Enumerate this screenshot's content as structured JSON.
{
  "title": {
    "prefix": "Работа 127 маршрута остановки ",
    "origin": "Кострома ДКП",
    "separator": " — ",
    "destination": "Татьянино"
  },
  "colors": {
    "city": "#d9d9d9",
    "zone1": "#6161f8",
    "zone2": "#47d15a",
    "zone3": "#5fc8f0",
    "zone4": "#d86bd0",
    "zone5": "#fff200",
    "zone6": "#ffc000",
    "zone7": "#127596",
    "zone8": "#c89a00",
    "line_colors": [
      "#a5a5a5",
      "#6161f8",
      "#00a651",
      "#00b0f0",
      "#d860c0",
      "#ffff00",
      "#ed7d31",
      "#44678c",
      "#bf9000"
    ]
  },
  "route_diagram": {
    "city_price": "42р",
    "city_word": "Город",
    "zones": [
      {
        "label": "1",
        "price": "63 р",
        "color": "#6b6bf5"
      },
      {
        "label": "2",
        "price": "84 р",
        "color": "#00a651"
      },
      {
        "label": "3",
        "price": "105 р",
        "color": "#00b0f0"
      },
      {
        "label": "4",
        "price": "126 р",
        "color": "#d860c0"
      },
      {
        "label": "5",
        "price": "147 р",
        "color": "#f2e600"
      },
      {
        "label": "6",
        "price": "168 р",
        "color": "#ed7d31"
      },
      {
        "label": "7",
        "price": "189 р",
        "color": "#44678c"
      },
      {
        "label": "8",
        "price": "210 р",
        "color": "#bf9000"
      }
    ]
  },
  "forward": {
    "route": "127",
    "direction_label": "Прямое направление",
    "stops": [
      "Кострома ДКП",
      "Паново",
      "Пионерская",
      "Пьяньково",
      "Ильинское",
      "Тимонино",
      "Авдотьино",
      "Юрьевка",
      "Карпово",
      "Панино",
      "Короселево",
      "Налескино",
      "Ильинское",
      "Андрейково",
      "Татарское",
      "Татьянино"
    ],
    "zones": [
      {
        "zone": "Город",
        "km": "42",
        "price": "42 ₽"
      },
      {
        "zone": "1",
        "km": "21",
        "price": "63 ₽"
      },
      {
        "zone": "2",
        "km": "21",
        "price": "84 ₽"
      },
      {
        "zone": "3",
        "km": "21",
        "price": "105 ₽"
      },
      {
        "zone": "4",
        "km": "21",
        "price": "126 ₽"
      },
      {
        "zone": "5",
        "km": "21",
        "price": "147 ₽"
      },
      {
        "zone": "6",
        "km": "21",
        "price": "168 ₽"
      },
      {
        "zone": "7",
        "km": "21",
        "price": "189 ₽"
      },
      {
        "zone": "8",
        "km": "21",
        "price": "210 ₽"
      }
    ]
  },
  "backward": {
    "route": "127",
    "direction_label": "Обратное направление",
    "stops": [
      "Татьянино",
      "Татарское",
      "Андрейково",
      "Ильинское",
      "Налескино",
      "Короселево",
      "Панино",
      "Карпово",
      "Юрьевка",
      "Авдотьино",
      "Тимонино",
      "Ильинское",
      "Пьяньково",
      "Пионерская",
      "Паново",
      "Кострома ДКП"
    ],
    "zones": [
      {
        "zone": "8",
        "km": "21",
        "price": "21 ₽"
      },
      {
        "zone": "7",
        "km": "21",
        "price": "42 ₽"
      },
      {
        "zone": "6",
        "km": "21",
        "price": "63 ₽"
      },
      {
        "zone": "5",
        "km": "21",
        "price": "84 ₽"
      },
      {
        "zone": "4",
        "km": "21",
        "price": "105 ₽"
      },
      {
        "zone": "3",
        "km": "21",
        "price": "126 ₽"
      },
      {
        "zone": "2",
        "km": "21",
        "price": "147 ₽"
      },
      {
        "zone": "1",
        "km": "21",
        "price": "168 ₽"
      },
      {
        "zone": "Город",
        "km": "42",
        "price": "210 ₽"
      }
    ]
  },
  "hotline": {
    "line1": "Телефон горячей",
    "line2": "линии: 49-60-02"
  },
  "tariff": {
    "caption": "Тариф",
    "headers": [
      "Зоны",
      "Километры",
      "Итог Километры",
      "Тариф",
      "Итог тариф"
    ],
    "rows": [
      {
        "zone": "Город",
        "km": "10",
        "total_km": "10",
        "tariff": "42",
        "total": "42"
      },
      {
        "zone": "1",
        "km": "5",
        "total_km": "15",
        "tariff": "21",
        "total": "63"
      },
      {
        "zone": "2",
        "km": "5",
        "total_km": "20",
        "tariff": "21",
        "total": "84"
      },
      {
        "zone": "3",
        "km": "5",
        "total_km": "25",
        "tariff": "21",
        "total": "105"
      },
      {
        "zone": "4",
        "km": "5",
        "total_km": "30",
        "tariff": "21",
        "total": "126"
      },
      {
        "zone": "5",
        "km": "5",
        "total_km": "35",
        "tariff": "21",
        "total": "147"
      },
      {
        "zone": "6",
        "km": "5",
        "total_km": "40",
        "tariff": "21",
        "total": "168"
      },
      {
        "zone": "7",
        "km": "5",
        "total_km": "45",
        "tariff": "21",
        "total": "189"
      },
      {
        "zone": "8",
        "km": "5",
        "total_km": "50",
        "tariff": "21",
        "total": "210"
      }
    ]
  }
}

→ The exercise:
Return the material exactly as it stands.

→ Expected answer:
Enumerate this screenshot's content as structured JSON.
{
  "title": {
    "prefix": "Работа 127 маршрута остановки ",
    "origin": "Кострома ДКП",
    "separator": " — ",
    "destination": "Татьянино"
  },
  "colors": {
    "city": "#d9d9d9",
    "zone1": "#6161f8",
    "zone2": "#47d15a",
    "zone3": "#5fc8f0",
    "zone4": "#d86bd0",
    "zone5": "#fff200",
    "zone6": "#ffc000",
    "zone7": "#127596",
    "zone8": "#c89a00",
    "line_colors": [
      "#a5a5a5",
      "#6161f8",
      "#00a651",
      "#00b0f0",
      "#d860c0",
      "#ffff00",
      "#ed7d31",
      "#44678c",
      "#bf9000"
    ]
  },
  "route_diagram": {
    "city_price": "42р",
    "city_word": "Город",
    "zones": [
      {
        "label": "1",
        "price": "63 р",
        "color": "#6b6bf5"
      },
      {
        "label": "2",
        "price": "84 р",
        "color": "#00a651"
      },
      {
        "label": "3",
        "price": "105 р",
        "color": "#00b0f0"
      },
      {
        "label": "4",
        "price": "126 р",
        "color": "#d860c0"
      },
      {
        "label": "5",
        "price": "147 р",
        "color": "#f2e600"
      },
      {
        "label": "6",
        "price": "168 р",
        "color": "#ed7d31"
      },
      {
        "label": "7",
        "price": "189 р",
        "color": "#44678c"
      },
      {
        "label": "8",
        "price": "210 р",
        "color": "#bf9000"
      }
    ]
  },
  "forward": {
    "route": "127",
    "direction_label": "Прямое направление",
    "stops": [
      "Кострома ДКП",
      "Паново",
      "Пионерская",
      "Пьяньково",
      "Ильинское",
      "Тимонино",
      "Авдотьино",
      "Юрьевка",
      "Карпово",
      "Панино",
      "Короселево",
      "Налескино",
      "Ильинское",
      "Андрейково",
      "Татарское",
      "Татьянино"
    ],
    "zones": [
      {
        "zone": "Город",
        "km": "42",
        "price": "42 ₽"
      },
      {
        "zone": "1",
        "km": "21",
        "price": "63 ₽"
      },
      {
        "zone": "2",
        "km": "21",
        "price": "84 ₽"
      },
      {
        "zone": "3",
        "km": "21",
        "price": "105 ₽"
      },
      {
        "zone": "4",
        "km": "21",
        "price": "126 ₽"
      },
      {
        "zone": "5",
        "km": "21",
        "price": "147 ₽"
      },
      {
        "zone": "6",
        "km": "21",
        "price": "168 ₽"
      },
      {
        "zone": "7",
        "km": "21",
        "price": "189 ₽"
      },
      {
        "zone": "8",
        "km": "21",
        "price": "210 ₽"
      }
    ]
  },
  "backward": {
    "route": "127",
    "direction_label": "Обратное направление",
    "stops": [
      "Татьянино",
      "Татарское",
      "Андрейково",
      "Ильинское",
      "Налескино",
      "Короселево",
      "Панино",
      "Карпово",
      "Юрьевка",
      "Авдотьино",
      "Тимонино",
      "Ильинское",
      "Пьяньково",
      "Пионерская",
      "Паново",
      "Кострома ДКП"
    ],
    "zones": [
      {
        "zone": "8",
        "km": "21",
        "price": "21 ₽"
      },
      {
        "zone": "7",
        "km": "21",
        "price": "42 ₽"
      },
      {
        "zone": "6",
        "km": "21",
        "price": "63 ₽"
      },
      {
        "zone": "5",
        "km": "21",
        "price": "84 ₽"
      },
      {
        "zone": "4",
        "km": "21",
        "price": "105 ₽"
      },
      {
        "zone": "3",
        "km": "21",
        "price": "126 ₽"
      },
      {
        "zone": "2",
        "km": "21",
        "price": "147 ₽"
      },
      {
        "zone": "1",
        "km": "21",
        "price": "168 ₽"
      },
      {
        "zone": "Город",
        "km": "42",
        "price": "210 ₽"
      }
    ]
  },
  "hotline": {
    "line1": "Телефон горячей",
    "line2": "линии: 49-60-02"
  },
  "tariff": {
    "caption": "Тариф",
    "headers": [
      "Зоны",
      "Километры",
      "Итог Километры",
      "Тариф",
      "Итог тариф"
    ],
    "rows": [
      {
        "zone": "Город",
        "km": "10",
        "total_km": "10",
        "tariff": "42",
        "total": "42"
      },
      {
        "zone": "1",
        "km": "5",
        "total_km": "15",
        "tariff": "21",
        "total": "63"
      },
      {
        "zone": "2",
        "km": "5",
        "total_km": "20",
        "tariff": "21",
        "total": "84"
      },
      {
        "zone": "3",
        "km": "5",
        "total_km": "25",
        "tariff": "21",
        "total": "105"
      },
      {
        "zone": "4",
        "km": "5",
        "total_km": "30",
        "tariff": "21",
        "total": "126"
      },
      {
        "zone": "5",
        "km": "5",
        "total_km": "35",
        "tariff": "21",
        "total": "147"
      },
      {
        "zone": "6",
        "km": "5",
        "total_km": "40",
        "tariff": "21",
        "total": "168"
      },
      {
        "zone": "7",
        "km": "5",
        "total_km": "45",
        "tariff": "21",
        "total": "189"
      },
      {
        "zone": "8",
        "km": "5",
        "total_km": "50",
        "tariff": "21",
        "total": "210"
      }
    ]
  }
}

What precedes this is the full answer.